◆ **ASSIGNMENT**
A faithful copy of all the records is needed, with the pictures omitted.

(Stored data entries)
************

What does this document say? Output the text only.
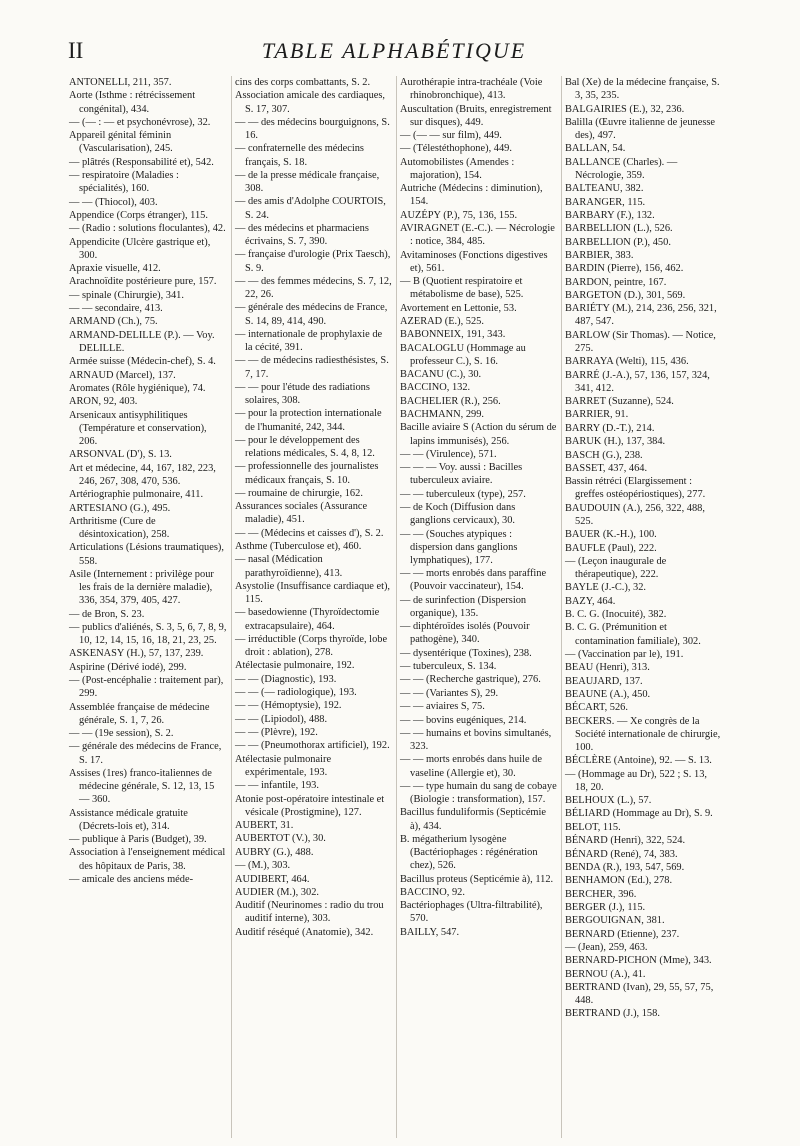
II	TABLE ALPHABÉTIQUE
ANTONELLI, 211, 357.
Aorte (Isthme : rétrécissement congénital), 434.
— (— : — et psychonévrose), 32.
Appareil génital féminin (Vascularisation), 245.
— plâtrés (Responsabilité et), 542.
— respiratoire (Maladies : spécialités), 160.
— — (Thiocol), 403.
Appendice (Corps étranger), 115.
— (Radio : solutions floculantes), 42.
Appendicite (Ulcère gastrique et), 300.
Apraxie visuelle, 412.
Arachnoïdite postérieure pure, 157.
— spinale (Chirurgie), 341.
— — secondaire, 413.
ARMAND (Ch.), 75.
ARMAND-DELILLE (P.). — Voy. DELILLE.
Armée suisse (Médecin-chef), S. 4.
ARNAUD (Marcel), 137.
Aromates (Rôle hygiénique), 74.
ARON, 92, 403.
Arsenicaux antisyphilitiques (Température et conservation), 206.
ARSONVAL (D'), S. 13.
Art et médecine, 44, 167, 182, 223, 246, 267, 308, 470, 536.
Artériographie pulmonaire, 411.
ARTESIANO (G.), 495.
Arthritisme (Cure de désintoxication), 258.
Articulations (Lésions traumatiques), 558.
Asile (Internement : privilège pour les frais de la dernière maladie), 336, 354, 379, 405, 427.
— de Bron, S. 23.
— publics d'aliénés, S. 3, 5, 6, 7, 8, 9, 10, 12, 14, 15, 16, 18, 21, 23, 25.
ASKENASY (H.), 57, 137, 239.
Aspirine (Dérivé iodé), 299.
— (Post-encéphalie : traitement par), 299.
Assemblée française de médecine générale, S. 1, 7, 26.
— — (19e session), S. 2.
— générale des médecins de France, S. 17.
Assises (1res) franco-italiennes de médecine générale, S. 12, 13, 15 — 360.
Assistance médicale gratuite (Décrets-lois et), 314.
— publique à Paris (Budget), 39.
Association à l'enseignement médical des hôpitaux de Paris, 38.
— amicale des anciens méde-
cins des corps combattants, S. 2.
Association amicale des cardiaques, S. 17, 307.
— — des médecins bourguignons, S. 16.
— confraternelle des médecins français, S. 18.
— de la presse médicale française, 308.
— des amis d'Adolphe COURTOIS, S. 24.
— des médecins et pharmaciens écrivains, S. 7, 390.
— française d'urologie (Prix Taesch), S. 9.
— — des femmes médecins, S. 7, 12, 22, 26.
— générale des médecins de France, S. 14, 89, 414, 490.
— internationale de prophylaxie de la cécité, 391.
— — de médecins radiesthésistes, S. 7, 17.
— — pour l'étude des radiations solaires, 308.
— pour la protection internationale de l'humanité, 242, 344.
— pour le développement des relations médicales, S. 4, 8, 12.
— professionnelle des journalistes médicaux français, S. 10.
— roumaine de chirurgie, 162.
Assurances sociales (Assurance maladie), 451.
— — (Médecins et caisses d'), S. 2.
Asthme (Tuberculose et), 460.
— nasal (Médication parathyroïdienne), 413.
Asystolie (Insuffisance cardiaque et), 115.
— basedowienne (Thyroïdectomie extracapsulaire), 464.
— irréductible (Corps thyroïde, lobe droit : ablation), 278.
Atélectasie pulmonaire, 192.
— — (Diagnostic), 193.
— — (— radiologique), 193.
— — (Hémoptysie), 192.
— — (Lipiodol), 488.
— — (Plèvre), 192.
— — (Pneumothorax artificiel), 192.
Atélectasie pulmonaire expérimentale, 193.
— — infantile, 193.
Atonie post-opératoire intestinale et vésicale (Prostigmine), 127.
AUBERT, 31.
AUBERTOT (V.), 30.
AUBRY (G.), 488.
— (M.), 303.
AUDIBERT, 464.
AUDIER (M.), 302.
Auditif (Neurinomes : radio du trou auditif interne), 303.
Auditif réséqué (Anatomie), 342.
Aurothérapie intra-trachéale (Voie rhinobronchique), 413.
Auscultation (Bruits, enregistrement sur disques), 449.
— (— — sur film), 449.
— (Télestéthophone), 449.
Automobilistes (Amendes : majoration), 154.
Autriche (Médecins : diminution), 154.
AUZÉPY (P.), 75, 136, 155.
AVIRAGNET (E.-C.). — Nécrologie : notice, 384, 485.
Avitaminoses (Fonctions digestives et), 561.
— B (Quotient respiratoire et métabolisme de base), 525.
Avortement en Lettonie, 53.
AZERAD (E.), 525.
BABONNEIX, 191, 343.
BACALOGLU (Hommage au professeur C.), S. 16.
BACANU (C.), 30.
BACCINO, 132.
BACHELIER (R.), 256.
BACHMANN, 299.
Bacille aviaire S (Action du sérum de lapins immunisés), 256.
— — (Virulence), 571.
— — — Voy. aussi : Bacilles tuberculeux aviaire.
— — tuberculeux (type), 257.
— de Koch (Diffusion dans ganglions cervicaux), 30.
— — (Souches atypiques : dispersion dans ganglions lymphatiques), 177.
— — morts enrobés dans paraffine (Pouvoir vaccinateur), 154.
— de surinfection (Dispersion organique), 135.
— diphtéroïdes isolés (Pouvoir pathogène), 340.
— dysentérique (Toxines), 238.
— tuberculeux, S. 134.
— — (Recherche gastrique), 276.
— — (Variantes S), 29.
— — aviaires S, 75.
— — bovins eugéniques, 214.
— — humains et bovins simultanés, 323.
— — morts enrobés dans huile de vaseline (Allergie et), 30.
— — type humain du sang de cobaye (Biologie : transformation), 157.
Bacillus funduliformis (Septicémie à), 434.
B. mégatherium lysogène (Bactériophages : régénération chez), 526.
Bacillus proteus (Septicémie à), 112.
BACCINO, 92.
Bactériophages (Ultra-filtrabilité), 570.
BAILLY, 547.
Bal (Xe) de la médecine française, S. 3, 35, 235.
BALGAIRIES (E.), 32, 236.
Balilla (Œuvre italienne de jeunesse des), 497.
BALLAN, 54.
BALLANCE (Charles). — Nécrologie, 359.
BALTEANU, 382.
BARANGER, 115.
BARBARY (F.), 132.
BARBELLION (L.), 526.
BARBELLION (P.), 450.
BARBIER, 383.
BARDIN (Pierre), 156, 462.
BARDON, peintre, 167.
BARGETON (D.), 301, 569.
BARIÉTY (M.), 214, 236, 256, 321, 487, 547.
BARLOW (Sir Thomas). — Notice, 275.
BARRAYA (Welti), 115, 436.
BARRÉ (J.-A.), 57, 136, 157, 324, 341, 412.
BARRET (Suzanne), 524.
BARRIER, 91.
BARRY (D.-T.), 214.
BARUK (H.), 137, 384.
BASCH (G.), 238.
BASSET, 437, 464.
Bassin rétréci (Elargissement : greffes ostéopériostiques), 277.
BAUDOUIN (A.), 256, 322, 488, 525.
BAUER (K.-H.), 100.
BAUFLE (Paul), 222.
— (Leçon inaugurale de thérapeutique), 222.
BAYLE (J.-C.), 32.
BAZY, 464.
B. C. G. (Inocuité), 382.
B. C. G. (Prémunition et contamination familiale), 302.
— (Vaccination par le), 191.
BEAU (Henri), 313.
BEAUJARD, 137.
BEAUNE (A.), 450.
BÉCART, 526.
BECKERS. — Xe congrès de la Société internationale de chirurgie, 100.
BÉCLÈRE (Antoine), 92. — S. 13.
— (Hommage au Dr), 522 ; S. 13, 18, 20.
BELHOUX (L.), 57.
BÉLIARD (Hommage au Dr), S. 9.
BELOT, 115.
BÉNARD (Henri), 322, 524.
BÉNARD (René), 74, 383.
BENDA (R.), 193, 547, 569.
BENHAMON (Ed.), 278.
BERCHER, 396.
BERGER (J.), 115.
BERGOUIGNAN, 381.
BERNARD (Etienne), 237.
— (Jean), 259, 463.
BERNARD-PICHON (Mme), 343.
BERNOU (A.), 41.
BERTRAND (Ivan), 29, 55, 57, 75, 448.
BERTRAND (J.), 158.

************

◆ **REPLY**
What does this document say? Output the text only.
II	TABLE ALPHABÉTIQUE
ANTONELLI, 211, 357.
Aorte (Isthme : rétrécissement congénital), 434.
— (— : — et psychonévrose), 32.
Appareil génital féminin (Vascularisation), 245.
— plâtrés (Responsabilité et), 542.
— respiratoire (Maladies : spécialités), 160.
— — (Thiocol), 403.
Appendice (Corps étranger), 115.
— (Radio : solutions floculantes), 42.
Appendicite (Ulcère gastrique et), 300.
Apraxie visuelle, 412.
Arachnoïdite postérieure pure, 157.
— spinale (Chirurgie), 341.
— — secondaire, 413.
ARMAND (Ch.), 75.
ARMAND-DELILLE (P.). — Voy. DELILLE.
Armée suisse (Médecin-chef), S. 4.
ARNAUD (Marcel), 137.
Aromates (Rôle hygiénique), 74.
ARON, 92, 403.
Arsenicaux antisyphilitiques (Température et conservation), 206.
ARSONVAL (D'), S. 13.
Art et médecine, 44, 167, 182, 223, 246, 267, 308, 470, 536.
Artériographie pulmonaire, 411.
ARTESIANO (G.), 495.
Arthritisme (Cure de désintoxication), 258.
Articulations (Lésions traumatiques), 558.
Asile (Internement : privilège pour les frais de la dernière maladie), 336, 354, 379, 405, 427.
— de Bron, S. 23.
— publics d'aliénés, S. 3, 5, 6, 7, 8, 9, 10, 12, 14, 15, 16, 18, 21, 23, 25.
ASKENASY (H.), 57, 137, 239.
Aspirine (Dérivé iodé), 299.
— (Post-encéphalie : traitement par), 299.
Assemblée française de médecine générale, S. 1, 7, 26.
— — (19e session), S. 2.
— générale des médecins de France, S. 17.
Assises (1res) franco-italiennes de médecine générale, S. 12, 13, 15 — 360.
Assistance médicale gratuite (Décrets-lois et), 314.
— publique à Paris (Budget), 39.
Association à l'enseignement médical des hôpitaux de Paris, 38.
— amicale des anciens méde-
cins des corps combattants, S. 2.
Association amicale des cardiaques, S. 17, 307.
— — des médecins bourguignons, S. 16.
— confraternelle des médecins français, S. 18.
— de la presse médicale française, 308.
— des amis d'Adolphe COURTOIS, S. 24.
— des médecins et pharmaciens écrivains, S. 7, 390.
— française d'urologie (Prix Taesch), S. 9.
— — des femmes médecins, S. 7, 12, 22, 26.
— générale des médecins de France, S. 14, 89, 414, 490.
— internationale de prophylaxie de la cécité, 391.
— — de médecins radiesthésistes, S. 7, 17.
— — pour l'étude des radiations solaires, 308.
— pour la protection internationale de l'humanité, 242, 344.
— pour le développement des relations médicales, S. 4, 8, 12.
— professionnelle des journalistes médicaux français, S. 10.
— roumaine de chirurgie, 162.
Assurances sociales (Assurance maladie), 451.
— — (Médecins et caisses d'), S. 2.
Asthme (Tuberculose et), 460.
— nasal (Médication parathyroïdienne), 413.
Asystolie (Insuffisance cardiaque et), 115.
— basedowienne (Thyroïdectomie extracapsulaire), 464.
— irréductible (Corps thyroïde, lobe droit : ablation), 278.
Atélectasie pulmonaire, 192.
— — (Diagnostic), 193.
— — (— radiologique), 193.
— — (Hémoptysie), 192.
— — (Lipiodol), 488.
— — (Plèvre), 192.
— — (Pneumothorax artificiel), 192.
Atélectasie pulmonaire expérimentale, 193.
— — infantile, 193.
Atonie post-opératoire intestinale et vésicale (Prostigmine), 127.
AUBERT, 31.
AUBERTOT (V.), 30.
AUBRY (G.), 488.
— (M.), 303.
AUDIBERT, 464.
AUDIER (M.), 302.
Auditif (Neurinomes : radio du trou auditif interne), 303.
Auditif réséqué (Anatomie), 342.
Aurothérapie intra-trachéale (Voie rhinobronchique), 413.
Auscultation (Bruits, enregistrement sur disques), 449.
— (— — sur film), 449.
— (Télestéthophone), 449.
Automobilistes (Amendes : majoration), 154.
Autriche (Médecins : diminution), 154.
AUZÉPY (P.), 75, 136, 155.
AVIRAGNET (E.-C.). — Nécrologie : notice, 384, 485.
Avitaminoses (Fonctions digestives et), 561.
— B (Quotient respiratoire et métabolisme de base), 525.
Avortement en Lettonie, 53.
AZERAD (E.), 525.
BABONNEIX, 191, 343.
BACALOGLU (Hommage au professeur C.), S. 16.
BACANU (C.), 30.
BACCINO, 132.
BACHELIER (R.), 256.
BACHMANN, 299.
Bacille aviaire S (Action du sérum de lapins immunisés), 256.
— — (Virulence), 571.
— — — Voy. aussi : Bacilles tuberculeux aviaire.
— — tuberculeux (type), 257.
— de Koch (Diffusion dans ganglions cervicaux), 30.
— — (Souches atypiques : dispersion dans ganglions lymphatiques), 177.
— — morts enrobés dans paraffine (Pouvoir vaccinateur), 154.
— de surinfection (Dispersion organique), 135.
— diphtéroïdes isolés (Pouvoir pathogène), 340.
— dysentérique (Toxines), 238.
— tuberculeux, S. 134.
— — (Recherche gastrique), 276.
— — (Variantes S), 29.
— — aviaires S, 75.
— — bovins eugéniques, 214.
— — humains et bovins simultanés, 323.
— — morts enrobés dans huile de vaseline (Allergie et), 30.
— — type humain du sang de cobaye (Biologie : transformation), 157.
Bacillus funduliformis (Septicémie à), 434.
B. mégatherium lysogène (Bactériophages : régénération chez), 526.
Bacillus proteus (Septicémie à), 112.
BACCINO, 92.
Bactériophages (Ultra-filtrabilité), 570.
BAILLY, 547.
Bal (Xe) de la médecine française, S. 3, 35, 235.
BALGAIRIES (E.), 32, 236.
Balilla (Œuvre italienne de jeunesse des), 497.
BALLAN, 54.
BALLANCE (Charles). — Nécrologie, 359.
BALTEANU, 382.
BARANGER, 115.
BARBARY (F.), 132.
BARBELLION (L.), 526.
BARBELLION (P.), 450.
BARBIER, 383.
BARDIN (Pierre), 156, 462.
BARDON, peintre, 167.
BARGETON (D.), 301, 569.
BARIÉTY (M.), 214, 236, 256, 321, 487, 547.
BARLOW (Sir Thomas). — Notice, 275.
BARRAYA (Welti), 115, 436.
BARRÉ (J.-A.), 57, 136, 157, 324, 341, 412.
BARRET (Suzanne), 524.
BARRIER, 91.
BARRY (D.-T.), 214.
BARUK (H.), 137, 384.
BASCH (G.), 238.
BASSET, 437, 464.
Bassin rétréci (Elargissement : greffes ostéopériostiques), 277.
BAUDOUIN (A.), 256, 322, 488, 525.
BAUER (K.-H.), 100.
BAUFLE (Paul), 222.
— (Leçon inaugurale de thérapeutique), 222.
BAYLE (J.-C.), 32.
BAZY, 464.
B. C. G. (Inocuité), 382.
B. C. G. (Prémunition et contamination familiale), 302.
— (Vaccination par le), 191.
BEAU (Henri), 313.
BEAUJARD, 137.
BEAUNE (A.), 450.
BÉCART, 526.
BECKERS. — Xe congrès de la Société internationale de chirurgie, 100.
BÉCLÈRE (Antoine), 92. — S. 13.
— (Hommage au Dr), 522 ; S. 13, 18, 20.
BELHOUX (L.), 57.
BÉLIARD (Hommage au Dr), S. 9.
BELOT, 115.
BÉNARD (Henri), 322, 524.
BÉNARD (René), 74, 383.
BENDA (R.), 193, 547, 569.
BENHAMON (Ed.), 278.
BERCHER, 396.
BERGER (J.), 115.
BERGOUIGNAN, 381.
BERNARD (Etienne), 237.
— (Jean), 259, 463.
BERNARD-PICHON (Mme), 343.
BERNOU (A.), 41.
BERTRAND (Ivan), 29, 55, 57, 75, 448.
BERTRAND (J.), 158.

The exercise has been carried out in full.